_Stored rows:_
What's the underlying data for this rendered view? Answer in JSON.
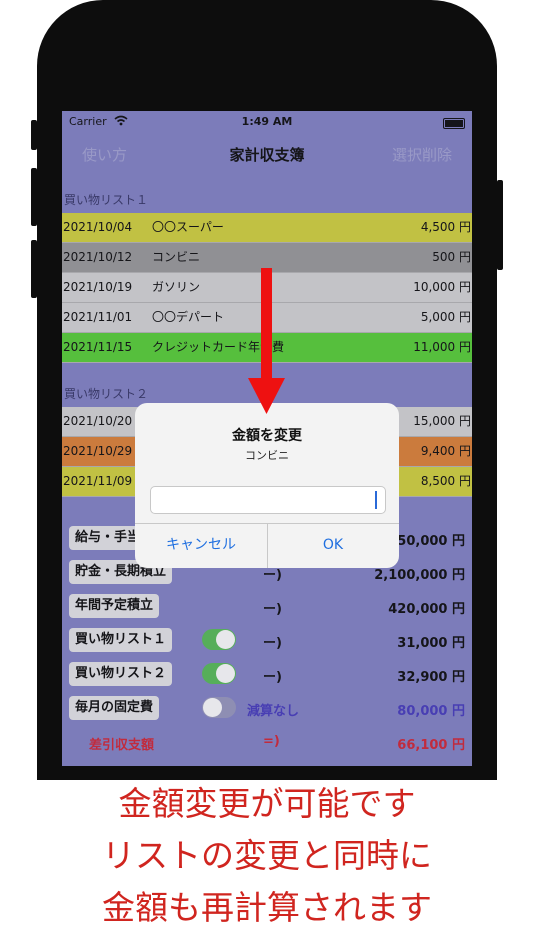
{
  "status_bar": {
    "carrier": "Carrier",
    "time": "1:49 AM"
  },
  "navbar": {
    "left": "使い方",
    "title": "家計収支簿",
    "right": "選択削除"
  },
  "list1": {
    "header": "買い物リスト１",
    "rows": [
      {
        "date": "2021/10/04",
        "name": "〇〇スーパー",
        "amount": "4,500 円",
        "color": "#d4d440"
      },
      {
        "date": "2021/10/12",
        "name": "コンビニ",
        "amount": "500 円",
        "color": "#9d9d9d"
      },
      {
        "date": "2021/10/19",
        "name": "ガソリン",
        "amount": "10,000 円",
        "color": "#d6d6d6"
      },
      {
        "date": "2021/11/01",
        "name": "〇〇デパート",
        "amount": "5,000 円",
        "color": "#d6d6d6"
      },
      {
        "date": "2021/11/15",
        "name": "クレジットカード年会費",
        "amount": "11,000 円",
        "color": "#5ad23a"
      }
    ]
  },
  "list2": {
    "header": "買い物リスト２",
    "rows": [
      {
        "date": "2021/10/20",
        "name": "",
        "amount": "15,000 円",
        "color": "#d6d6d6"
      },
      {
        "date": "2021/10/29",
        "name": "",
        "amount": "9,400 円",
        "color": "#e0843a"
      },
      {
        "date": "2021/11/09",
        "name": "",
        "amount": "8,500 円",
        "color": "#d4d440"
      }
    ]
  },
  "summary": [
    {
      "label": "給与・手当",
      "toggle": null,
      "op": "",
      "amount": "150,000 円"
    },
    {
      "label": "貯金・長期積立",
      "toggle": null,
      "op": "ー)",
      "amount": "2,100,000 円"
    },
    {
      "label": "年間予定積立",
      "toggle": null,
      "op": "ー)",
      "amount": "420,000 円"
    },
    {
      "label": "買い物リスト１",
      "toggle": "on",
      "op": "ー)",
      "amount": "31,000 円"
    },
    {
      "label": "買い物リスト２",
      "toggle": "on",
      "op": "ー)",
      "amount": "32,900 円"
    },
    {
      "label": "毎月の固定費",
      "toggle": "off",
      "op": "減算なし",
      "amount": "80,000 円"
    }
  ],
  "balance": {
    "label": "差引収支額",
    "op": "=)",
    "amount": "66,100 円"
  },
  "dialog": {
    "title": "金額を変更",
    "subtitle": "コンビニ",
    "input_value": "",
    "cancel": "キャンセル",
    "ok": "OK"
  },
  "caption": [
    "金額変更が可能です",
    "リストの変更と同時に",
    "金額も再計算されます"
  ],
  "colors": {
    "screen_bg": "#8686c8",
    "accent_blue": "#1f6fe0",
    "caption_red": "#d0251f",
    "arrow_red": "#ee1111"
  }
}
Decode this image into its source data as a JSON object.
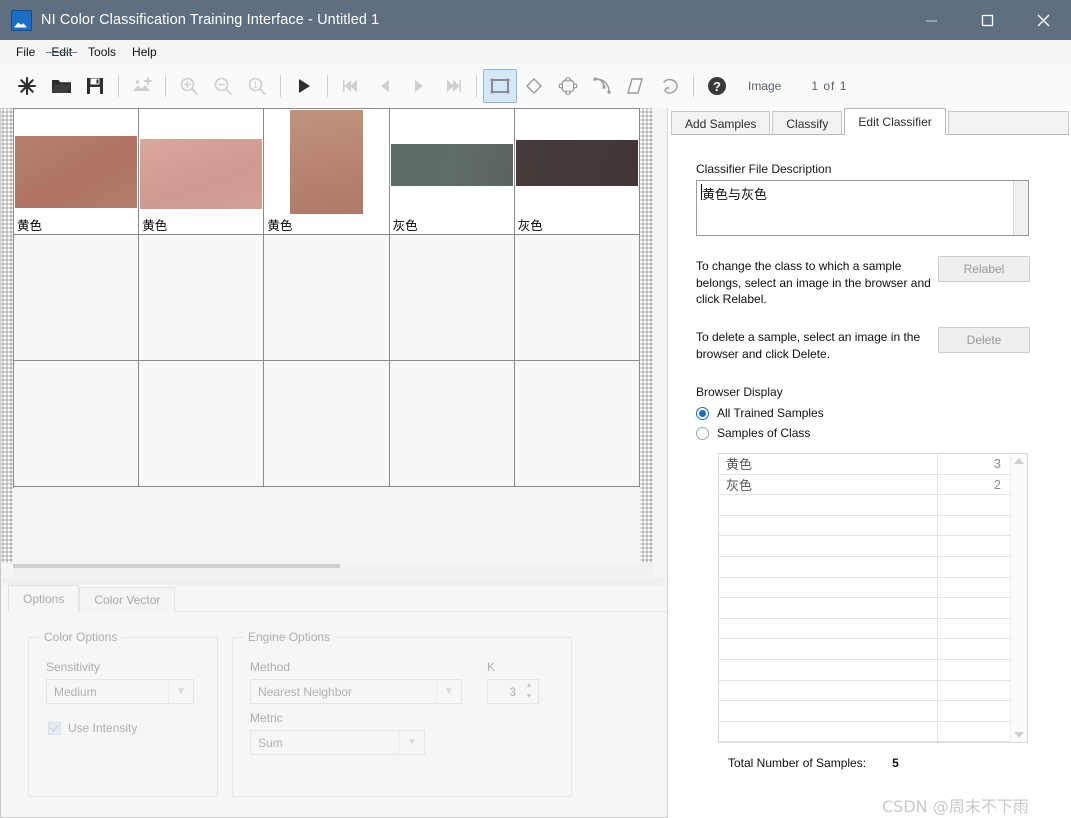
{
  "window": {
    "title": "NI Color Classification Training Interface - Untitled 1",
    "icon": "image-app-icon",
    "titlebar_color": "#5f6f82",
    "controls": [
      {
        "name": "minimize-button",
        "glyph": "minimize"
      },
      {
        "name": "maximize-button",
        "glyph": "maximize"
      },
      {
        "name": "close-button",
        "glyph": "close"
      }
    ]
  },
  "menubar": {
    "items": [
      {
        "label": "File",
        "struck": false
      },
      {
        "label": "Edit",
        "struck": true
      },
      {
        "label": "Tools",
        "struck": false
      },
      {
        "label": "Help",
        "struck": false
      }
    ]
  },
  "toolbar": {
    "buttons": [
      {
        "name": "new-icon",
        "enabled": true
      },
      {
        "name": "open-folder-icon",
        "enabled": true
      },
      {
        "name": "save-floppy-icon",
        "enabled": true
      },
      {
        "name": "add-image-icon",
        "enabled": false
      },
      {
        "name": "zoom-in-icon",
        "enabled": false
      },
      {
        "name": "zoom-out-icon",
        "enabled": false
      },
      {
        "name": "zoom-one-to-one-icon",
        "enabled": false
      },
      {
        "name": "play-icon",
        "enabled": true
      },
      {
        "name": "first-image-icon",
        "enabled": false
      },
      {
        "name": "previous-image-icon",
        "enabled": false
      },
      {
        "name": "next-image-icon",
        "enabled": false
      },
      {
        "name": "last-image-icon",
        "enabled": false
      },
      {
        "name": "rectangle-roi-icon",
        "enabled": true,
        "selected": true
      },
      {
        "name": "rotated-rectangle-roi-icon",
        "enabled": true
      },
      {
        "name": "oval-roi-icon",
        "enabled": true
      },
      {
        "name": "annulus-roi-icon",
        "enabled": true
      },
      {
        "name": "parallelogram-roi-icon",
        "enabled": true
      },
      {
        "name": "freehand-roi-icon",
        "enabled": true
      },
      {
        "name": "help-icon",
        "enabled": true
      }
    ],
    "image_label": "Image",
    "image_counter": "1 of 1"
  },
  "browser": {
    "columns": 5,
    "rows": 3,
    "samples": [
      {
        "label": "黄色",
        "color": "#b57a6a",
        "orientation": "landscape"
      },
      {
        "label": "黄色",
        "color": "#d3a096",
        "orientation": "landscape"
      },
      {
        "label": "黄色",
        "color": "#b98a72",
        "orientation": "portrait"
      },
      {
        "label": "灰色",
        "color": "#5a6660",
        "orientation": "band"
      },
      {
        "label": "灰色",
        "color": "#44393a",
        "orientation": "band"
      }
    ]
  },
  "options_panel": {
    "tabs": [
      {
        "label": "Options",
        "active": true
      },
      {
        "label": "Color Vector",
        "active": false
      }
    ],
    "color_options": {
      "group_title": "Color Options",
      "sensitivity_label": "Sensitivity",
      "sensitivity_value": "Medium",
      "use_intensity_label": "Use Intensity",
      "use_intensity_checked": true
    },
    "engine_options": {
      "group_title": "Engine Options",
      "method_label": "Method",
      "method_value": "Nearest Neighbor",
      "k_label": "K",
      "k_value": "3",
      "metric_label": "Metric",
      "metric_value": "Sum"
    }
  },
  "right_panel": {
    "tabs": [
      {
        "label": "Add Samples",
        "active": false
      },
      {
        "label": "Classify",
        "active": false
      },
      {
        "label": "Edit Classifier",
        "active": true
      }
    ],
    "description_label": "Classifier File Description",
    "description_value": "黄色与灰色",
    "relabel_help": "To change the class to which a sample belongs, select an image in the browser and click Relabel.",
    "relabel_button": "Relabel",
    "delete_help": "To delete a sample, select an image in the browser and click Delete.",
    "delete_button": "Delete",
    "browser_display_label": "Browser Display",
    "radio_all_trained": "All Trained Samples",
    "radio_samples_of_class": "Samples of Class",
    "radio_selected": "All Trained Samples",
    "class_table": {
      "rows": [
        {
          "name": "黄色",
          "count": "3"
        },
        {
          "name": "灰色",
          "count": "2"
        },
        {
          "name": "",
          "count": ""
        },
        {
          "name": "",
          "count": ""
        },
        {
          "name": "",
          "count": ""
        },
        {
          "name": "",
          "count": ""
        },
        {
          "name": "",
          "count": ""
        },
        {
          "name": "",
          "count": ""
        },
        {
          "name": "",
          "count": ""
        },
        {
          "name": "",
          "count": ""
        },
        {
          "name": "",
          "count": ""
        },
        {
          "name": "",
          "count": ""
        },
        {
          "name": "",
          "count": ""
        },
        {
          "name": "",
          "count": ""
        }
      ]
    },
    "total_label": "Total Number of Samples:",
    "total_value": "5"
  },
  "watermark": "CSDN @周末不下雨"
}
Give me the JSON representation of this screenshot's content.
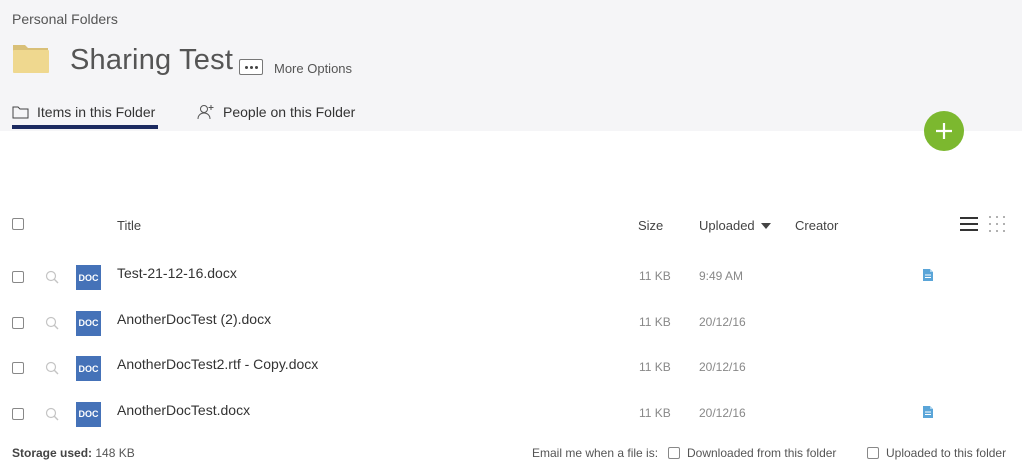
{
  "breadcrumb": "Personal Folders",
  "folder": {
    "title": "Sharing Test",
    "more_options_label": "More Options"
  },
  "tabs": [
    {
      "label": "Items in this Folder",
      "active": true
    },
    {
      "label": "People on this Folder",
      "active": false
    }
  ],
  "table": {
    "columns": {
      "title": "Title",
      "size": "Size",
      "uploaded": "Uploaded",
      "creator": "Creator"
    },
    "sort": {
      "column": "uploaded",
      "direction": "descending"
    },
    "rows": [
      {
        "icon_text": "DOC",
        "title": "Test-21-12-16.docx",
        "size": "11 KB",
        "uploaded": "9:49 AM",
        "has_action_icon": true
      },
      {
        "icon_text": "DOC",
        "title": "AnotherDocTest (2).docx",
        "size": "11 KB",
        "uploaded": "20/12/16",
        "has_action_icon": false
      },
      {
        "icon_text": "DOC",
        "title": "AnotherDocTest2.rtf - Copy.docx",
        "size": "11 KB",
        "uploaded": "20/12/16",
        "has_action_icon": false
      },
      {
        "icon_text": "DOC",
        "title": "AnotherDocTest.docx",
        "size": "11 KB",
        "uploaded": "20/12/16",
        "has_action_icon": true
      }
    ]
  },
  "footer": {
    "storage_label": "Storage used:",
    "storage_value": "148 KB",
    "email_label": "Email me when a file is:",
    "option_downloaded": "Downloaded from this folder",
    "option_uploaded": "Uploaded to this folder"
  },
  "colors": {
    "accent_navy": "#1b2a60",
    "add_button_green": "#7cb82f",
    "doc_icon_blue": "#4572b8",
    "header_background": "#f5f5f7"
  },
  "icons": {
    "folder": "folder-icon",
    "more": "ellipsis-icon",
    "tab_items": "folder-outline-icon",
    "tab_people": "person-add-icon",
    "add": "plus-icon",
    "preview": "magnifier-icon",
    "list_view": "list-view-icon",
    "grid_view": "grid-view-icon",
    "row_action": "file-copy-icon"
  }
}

_Exercise directions:_ Give the count of lines containing "JSON", with no added text.

_Expected answer:_ 3